• **Your objective**
Provide only the number of lines in the data below that contain the word "this".

• **Record set**
********

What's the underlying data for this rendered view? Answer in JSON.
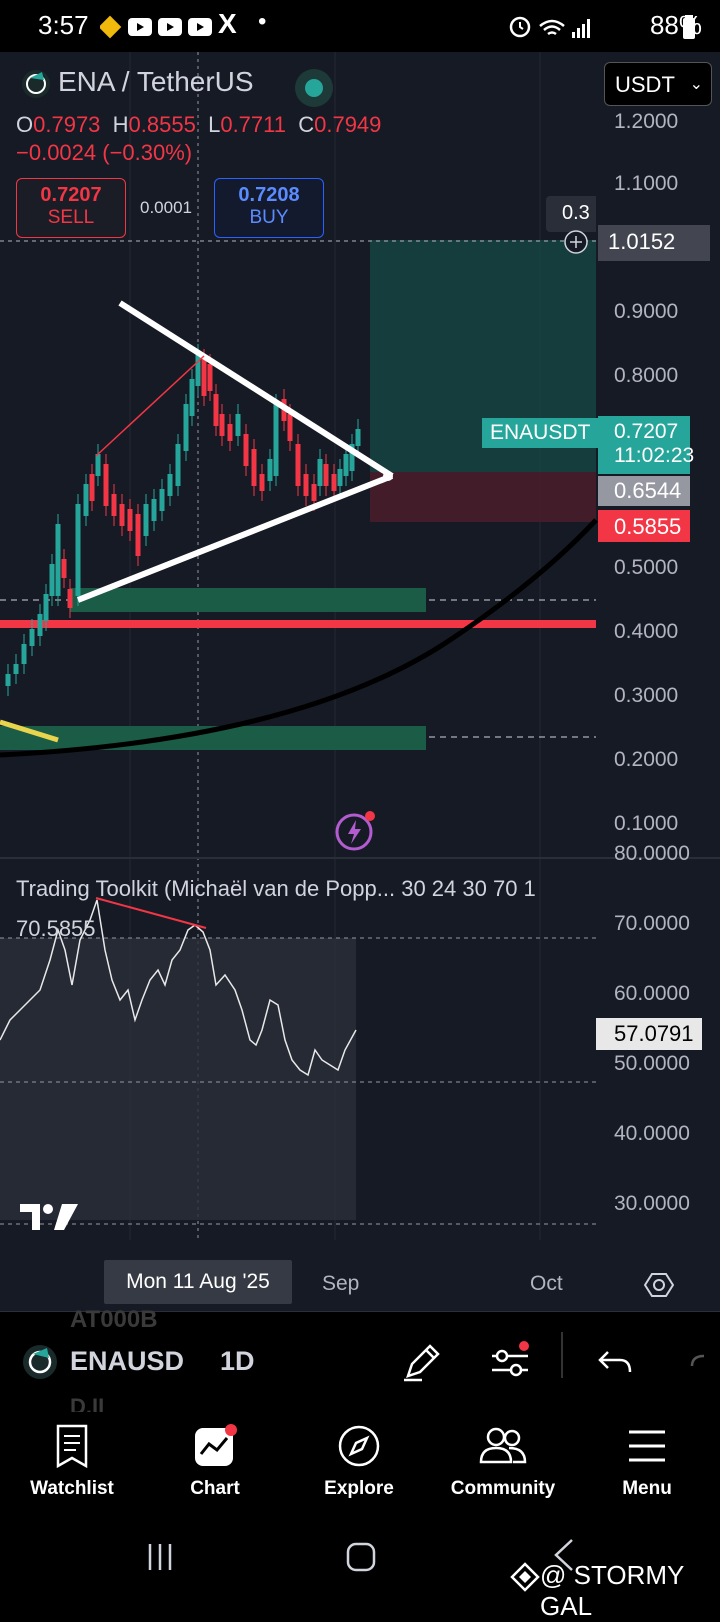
{
  "status_bar": {
    "time": "3:57",
    "battery": "88%",
    "x_glyph": "X",
    "dot": "•"
  },
  "header": {
    "symbol": "ENA / TetherUS",
    "ohlc": {
      "o_label": "O",
      "o": "0.7973",
      "h_label": "H",
      "h": "0.8555",
      "l_label": "L",
      "l": "0.7711",
      "c_label": "C",
      "c": "0.7949"
    },
    "change": "−0.0024 (−0.30%)",
    "sell": {
      "price": "0.7207",
      "label": "SELL"
    },
    "spread": "0.0001",
    "buy": {
      "price": "0.7208",
      "label": "BUY"
    },
    "currency_select": "USDT"
  },
  "price_axis": {
    "labels": [
      "1.2000",
      "1.1000",
      "0.9000",
      "0.8000",
      "0.5000",
      "0.4000",
      "0.3000",
      "0.2000",
      "0.1000"
    ]
  },
  "price_tags": {
    "crosshair": "1.0152",
    "crosshair_partial": "0.3",
    "symbol_tag": "ENAUSDT",
    "last_price": "0.7207",
    "countdown": "11:02:23",
    "gray": "0.6544",
    "red": "0.5855"
  },
  "indicator": {
    "title": "Trading Toolkit (Michaël van de Popp... 30 24 30 70 1",
    "value": "70.5855",
    "axis_labels": [
      "80.0000",
      "70.0000",
      "60.0000",
      "50.0000",
      "40.0000",
      "30.0000"
    ],
    "current_tag": "57.0791"
  },
  "time_axis": {
    "crosshair_date": "Mon 11 Aug '25",
    "labels": [
      "Sep",
      "Oct"
    ]
  },
  "bottom_bar": {
    "symbol": "ENAUSD",
    "interval": "1D",
    "ghost_top": "AT000B",
    "ghost_bottom": "D.II"
  },
  "nav": {
    "items": [
      "Watchlist",
      "Chart",
      "Explore",
      "Community",
      "Menu"
    ]
  },
  "watermark": "@ STORMY GAL",
  "colors": {
    "bg": "#161a25",
    "up": "#26a69a",
    "down": "#f23645",
    "accent": "#2962ff"
  }
}
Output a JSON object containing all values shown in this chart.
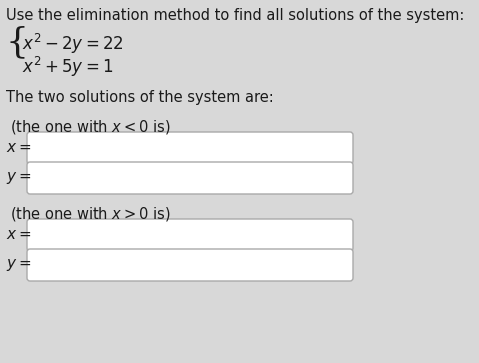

********

• **Output of the exercise**
2